Exercise task: Repeat the material in full. Keep every line exactly as it is.

# start of Input records

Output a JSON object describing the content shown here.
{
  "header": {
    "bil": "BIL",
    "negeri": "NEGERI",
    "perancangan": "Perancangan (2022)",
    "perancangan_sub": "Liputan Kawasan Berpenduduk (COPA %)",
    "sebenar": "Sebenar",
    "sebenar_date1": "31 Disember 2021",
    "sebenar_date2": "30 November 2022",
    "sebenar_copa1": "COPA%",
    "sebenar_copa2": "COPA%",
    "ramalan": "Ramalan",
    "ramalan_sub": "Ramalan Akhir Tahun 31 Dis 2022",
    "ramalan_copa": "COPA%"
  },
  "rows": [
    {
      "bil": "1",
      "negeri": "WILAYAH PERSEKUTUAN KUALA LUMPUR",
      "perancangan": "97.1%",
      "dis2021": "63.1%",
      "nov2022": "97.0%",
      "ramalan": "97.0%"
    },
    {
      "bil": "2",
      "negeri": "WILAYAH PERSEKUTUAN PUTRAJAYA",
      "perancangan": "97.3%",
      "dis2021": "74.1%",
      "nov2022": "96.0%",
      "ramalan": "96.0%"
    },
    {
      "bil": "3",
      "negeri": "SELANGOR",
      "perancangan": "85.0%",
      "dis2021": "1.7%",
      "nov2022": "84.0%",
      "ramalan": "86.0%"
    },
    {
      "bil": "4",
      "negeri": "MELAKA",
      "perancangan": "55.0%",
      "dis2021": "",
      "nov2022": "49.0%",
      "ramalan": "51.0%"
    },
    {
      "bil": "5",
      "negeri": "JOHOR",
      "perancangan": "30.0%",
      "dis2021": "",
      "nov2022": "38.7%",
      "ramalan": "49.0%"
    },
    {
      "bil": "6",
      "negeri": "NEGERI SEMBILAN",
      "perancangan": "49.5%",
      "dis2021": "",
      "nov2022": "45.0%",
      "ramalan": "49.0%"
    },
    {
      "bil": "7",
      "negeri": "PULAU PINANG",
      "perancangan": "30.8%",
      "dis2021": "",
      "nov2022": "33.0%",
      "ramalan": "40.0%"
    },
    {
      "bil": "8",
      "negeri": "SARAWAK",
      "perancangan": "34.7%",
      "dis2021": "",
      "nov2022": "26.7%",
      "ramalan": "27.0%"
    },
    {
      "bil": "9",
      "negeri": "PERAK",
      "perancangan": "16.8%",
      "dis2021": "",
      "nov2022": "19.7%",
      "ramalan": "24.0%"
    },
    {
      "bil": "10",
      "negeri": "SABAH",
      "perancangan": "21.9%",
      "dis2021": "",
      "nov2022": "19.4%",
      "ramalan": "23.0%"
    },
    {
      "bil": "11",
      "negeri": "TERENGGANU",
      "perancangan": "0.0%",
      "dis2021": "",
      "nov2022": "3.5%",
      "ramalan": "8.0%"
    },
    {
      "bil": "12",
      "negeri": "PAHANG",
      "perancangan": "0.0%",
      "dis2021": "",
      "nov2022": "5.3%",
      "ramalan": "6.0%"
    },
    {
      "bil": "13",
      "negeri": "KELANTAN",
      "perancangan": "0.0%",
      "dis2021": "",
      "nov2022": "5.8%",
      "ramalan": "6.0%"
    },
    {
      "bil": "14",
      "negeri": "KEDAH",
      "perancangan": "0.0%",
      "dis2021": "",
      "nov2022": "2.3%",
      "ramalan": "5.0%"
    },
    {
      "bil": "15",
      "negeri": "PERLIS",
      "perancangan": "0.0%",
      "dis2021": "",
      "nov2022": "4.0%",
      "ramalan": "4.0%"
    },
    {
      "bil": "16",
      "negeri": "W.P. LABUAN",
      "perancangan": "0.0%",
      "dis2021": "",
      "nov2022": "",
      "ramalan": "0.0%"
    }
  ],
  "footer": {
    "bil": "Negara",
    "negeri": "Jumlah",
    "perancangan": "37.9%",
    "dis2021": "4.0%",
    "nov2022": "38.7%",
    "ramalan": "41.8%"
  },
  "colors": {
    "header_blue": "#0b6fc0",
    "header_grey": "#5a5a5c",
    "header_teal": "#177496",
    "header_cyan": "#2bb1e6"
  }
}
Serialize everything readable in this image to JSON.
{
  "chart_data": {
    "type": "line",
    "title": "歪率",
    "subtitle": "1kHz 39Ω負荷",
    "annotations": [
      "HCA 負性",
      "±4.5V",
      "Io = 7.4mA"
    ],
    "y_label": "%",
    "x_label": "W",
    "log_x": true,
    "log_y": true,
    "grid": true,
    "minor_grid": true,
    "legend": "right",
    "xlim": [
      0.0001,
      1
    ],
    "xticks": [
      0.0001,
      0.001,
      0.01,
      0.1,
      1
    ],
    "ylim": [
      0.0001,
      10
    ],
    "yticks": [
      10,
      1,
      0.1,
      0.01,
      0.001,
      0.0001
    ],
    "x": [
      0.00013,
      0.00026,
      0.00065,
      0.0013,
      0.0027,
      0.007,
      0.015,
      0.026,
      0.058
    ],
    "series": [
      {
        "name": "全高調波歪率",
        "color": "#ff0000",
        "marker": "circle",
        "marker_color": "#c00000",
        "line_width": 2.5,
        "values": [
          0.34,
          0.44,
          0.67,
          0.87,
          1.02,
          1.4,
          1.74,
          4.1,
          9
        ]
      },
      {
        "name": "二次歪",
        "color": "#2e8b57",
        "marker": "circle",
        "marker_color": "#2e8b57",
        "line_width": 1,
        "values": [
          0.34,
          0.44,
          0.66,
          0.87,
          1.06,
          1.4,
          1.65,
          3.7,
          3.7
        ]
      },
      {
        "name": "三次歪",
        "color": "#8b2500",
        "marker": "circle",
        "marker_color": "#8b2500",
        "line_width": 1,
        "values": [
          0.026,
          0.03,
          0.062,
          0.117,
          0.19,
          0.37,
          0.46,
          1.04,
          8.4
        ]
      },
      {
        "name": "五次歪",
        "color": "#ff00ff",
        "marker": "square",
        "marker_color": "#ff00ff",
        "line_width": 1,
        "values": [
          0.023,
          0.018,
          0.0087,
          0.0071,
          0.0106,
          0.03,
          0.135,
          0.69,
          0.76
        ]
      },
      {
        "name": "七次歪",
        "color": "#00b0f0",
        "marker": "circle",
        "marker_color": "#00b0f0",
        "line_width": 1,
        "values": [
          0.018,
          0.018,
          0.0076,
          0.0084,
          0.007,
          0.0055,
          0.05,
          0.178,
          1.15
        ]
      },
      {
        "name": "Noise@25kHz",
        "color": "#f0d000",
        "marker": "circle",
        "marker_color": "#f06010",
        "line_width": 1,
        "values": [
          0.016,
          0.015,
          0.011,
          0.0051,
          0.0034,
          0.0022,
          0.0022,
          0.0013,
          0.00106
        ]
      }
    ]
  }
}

# end of Input records

Task output:
Output a JSON object describing the content shown here.
{
  "header": {
    "bil": "BIL",
    "negeri": "NEGERI",
    "perancangan": "Perancangan (2022)",
    "perancangan_sub": "Liputan Kawasan Berpenduduk (COPA %)",
    "sebenar": "Sebenar",
    "sebenar_date1": "31 Disember 2021",
    "sebenar_date2": "30 November 2022",
    "sebenar_copa1": "COPA%",
    "sebenar_copa2": "COPA%",
    "ramalan": "Ramalan",
    "ramalan_sub": "Ramalan Akhir Tahun 31 Dis 2022",
    "ramalan_copa": "COPA%"
  },
  "rows": [
    {
      "bil": "1",
      "negeri": "WILAYAH PERSEKUTUAN KUALA LUMPUR",
      "perancangan": "97.1%",
      "dis2021": "63.1%",
      "nov2022": "97.0%",
      "ramalan": "97.0%"
    },
    {
      "bil": "2",
      "negeri": "WILAYAH PERSEKUTUAN PUTRAJAYA",
      "perancangan": "97.3%",
      "dis2021": "74.1%",
      "nov2022": "96.0%",
      "ramalan": "96.0%"
    },
    {
      "bil": "3",
      "negeri": "SELANGOR",
      "perancangan": "85.0%",
      "dis2021": "1.7%",
      "nov2022": "84.0%",
      "ramalan": "86.0%"
    },
    {
      "bil": "4",
      "negeri": "MELAKA",
      "perancangan": "55.0%",
      "dis2021": "",
      "nov2022": "49.0%",
      "ramalan": "51.0%"
    },
    {
      "bil": "5",
      "negeri": "JOHOR",
      "perancangan": "30.0%",
      "dis2021": "",
      "nov2022": "38.7%",
      "ramalan": "49.0%"
    },
    {
      "bil": "6",
      "negeri": "NEGERI SEMBILAN",
      "perancangan": "49.5%",
      "dis2021": "",
      "nov2022": "45.0%",
      "ramalan": "49.0%"
    },
    {
      "bil": "7",
      "negeri": "PULAU PINANG",
      "perancangan": "30.8%",
      "dis2021": "",
      "nov2022": "33.0%",
      "ramalan": "40.0%"
    },
    {
      "bil": "8",
      "negeri": "SARAWAK",
      "perancangan": "34.7%",
      "dis2021": "",
      "nov2022": "26.7%",
      "ramalan": "27.0%"
    },
    {
      "bil": "9",
      "negeri": "PERAK",
      "perancangan": "16.8%",
      "dis2021": "",
      "nov2022": "19.7%",
      "ramalan": "24.0%"
    },
    {
      "bil": "10",
      "negeri": "SABAH",
      "perancangan": "21.9%",
      "dis2021": "",
      "nov2022": "19.4%",
      "ramalan": "23.0%"
    },
    {
      "bil": "11",
      "negeri": "TERENGGANU",
      "perancangan": "0.0%",
      "dis2021": "",
      "nov2022": "3.5%",
      "ramalan": "8.0%"
    },
    {
      "bil": "12",
      "negeri": "PAHANG",
      "perancangan": "0.0%",
      "dis2021": "",
      "nov2022": "5.3%",
      "ramalan": "6.0%"
    },
    {
      "bil": "13",
      "negeri": "KELANTAN",
      "perancangan": "0.0%",
      "dis2021": "",
      "nov2022": "5.8%",
      "ramalan": "6.0%"
    },
    {
      "bil": "14",
      "negeri": "KEDAH",
      "perancangan": "0.0%",
      "dis2021": "",
      "nov2022": "2.3%",
      "ramalan": "5.0%"
    },
    {
      "bil": "15",
      "negeri": "PERLIS",
      "perancangan": "0.0%",
      "dis2021": "",
      "nov2022": "4.0%",
      "ramalan": "4.0%"
    },
    {
      "bil": "16",
      "negeri": "W.P. LABUAN",
      "perancangan": "0.0%",
      "dis2021": "",
      "nov2022": "",
      "ramalan": "0.0%"
    }
  ],
  "footer": {
    "bil": "Negara",
    "negeri": "Jumlah",
    "perancangan": "37.9%",
    "dis2021": "4.0%",
    "nov2022": "38.7%",
    "ramalan": "41.8%"
  },
  "colors": {
    "header_blue": "#0b6fc0",
    "header_grey": "#5a5a5c",
    "header_teal": "#177496",
    "header_cyan": "#2bb1e6"
  }
}
Serialize everything readable in this image to JSON.
{
  "chart_data": {
    "type": "line",
    "title": "歪率",
    "subtitle": "1kHz 39Ω負荷",
    "annotations": [
      "HCA 負性",
      "±4.5V",
      "Io = 7.4mA"
    ],
    "y_label": "%",
    "x_label": "W",
    "log_x": true,
    "log_y": true,
    "grid": true,
    "minor_grid": true,
    "legend": "right",
    "xlim": [
      0.0001,
      1
    ],
    "xticks": [
      0.0001,
      0.001,
      0.01,
      0.1,
      1
    ],
    "ylim": [
      0.0001,
      10
    ],
    "yticks": [
      10,
      1,
      0.1,
      0.01,
      0.001,
      0.0001
    ],
    "x": [
      0.00013,
      0.00026,
      0.00065,
      0.0013,
      0.0027,
      0.007,
      0.015,
      0.026,
      0.058
    ],
    "series": [
      {
        "name": "全高調波歪率",
        "color": "#ff0000",
        "marker": "circle",
        "marker_color": "#c00000",
        "line_width": 2.5,
        "values": [
          0.34,
          0.44,
          0.67,
          0.87,
          1.02,
          1.4,
          1.74,
          4.1,
          9
        ]
      },
      {
        "name": "二次歪",
        "color": "#2e8b57",
        "marker": "circle",
        "marker_color": "#2e8b57",
        "line_width": 1,
        "values": [
          0.34,
          0.44,
          0.66,
          0.87,
          1.06,
          1.4,
          1.65,
          3.7,
          3.7
        ]
      },
      {
        "name": "三次歪",
        "color": "#8b2500",
        "marker": "circle",
        "marker_color": "#8b2500",
        "line_width": 1,
        "values": [
          0.026,
          0.03,
          0.062,
          0.117,
          0.19,
          0.37,
          0.46,
          1.04,
          8.4
        ]
      },
      {
        "name": "五次歪",
        "color": "#ff00ff",
        "marker": "square",
        "marker_color": "#ff00ff",
        "line_width": 1,
        "values": [
          0.023,
          0.018,
          0.0087,
          0.0071,
          0.0106,
          0.03,
          0.135,
          0.69,
          0.76
        ]
      },
      {
        "name": "七次歪",
        "color": "#00b0f0",
        "marker": "circle",
        "marker_color": "#00b0f0",
        "line_width": 1,
        "values": [
          0.018,
          0.018,
          0.0076,
          0.0084,
          0.007,
          0.0055,
          0.05,
          0.178,
          1.15
        ]
      },
      {
        "name": "Noise@25kHz",
        "color": "#f0d000",
        "marker": "circle",
        "marker_color": "#f06010",
        "line_width": 1,
        "values": [
          0.016,
          0.015,
          0.011,
          0.0051,
          0.0034,
          0.0022,
          0.0022,
          0.0013,
          0.00106
        ]
      }
    ]
  }
}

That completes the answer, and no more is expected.